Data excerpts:
--------------------------------

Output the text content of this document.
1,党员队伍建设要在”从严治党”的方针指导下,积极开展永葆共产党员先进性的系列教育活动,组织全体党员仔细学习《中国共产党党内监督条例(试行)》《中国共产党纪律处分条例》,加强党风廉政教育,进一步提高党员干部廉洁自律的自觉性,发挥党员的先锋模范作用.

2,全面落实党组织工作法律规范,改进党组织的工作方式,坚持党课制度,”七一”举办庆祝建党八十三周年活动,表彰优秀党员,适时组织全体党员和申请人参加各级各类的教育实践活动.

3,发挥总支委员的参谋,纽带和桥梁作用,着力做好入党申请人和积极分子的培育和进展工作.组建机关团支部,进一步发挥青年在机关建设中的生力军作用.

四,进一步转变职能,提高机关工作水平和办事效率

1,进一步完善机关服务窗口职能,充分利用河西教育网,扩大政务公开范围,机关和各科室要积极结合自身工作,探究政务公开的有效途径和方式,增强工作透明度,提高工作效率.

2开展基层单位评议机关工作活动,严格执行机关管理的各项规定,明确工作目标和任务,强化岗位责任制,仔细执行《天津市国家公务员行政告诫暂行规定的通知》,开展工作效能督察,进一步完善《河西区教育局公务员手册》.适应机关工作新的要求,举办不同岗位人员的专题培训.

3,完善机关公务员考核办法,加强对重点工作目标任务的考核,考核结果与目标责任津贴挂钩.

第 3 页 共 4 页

--------------------------------

Copy each record from above without leaving any out.

SOLUTION TO THE PROBLEM:
Output the text content of this document.
1,党员队伍建设要在”从严治党”的方针指导下,积极开展永葆共产党员先进性的系列教育活动,组织全体党员仔细学习《中国共产党党内监督条例(试行)》《中国共产党纪律处分条例》,加强党风廉政教育,进一步提高党员干部廉洁自律的自觉性,发挥党员的先锋模范作用.

2,全面落实党组织工作法律规范,改进党组织的工作方式,坚持党课制度,”七一”举办庆祝建党八十三周年活动,表彰优秀党员,适时组织全体党员和申请人参加各级各类的教育实践活动.

3,发挥总支委员的参谋,纽带和桥梁作用,着力做好入党申请人和积极分子的培育和进展工作.组建机关团支部,进一步发挥青年在机关建设中的生力军作用.

四,进一步转变职能,提高机关工作水平和办事效率

1,进一步完善机关服务窗口职能,充分利用河西教育网,扩大政务公开范围,机关和各科室要积极结合自身工作,探究政务公开的有效途径和方式,增强工作透明度,提高工作效率.

2开展基层单位评议机关工作活动,严格执行机关管理的各项规定,明确工作目标和任务,强化岗位责任制,仔细执行《天津市国家公务员行政告诫暂行规定的通知》,开展工作效能督察,进一步完善《河西区教育局公务员手册》.适应机关工作新的要求,举办不同岗位人员的专题培训.

3,完善机关公务员考核办法,加强对重点工作目标任务的考核,考核结果与目标责任津贴挂钩.

第 3 页 共 4 页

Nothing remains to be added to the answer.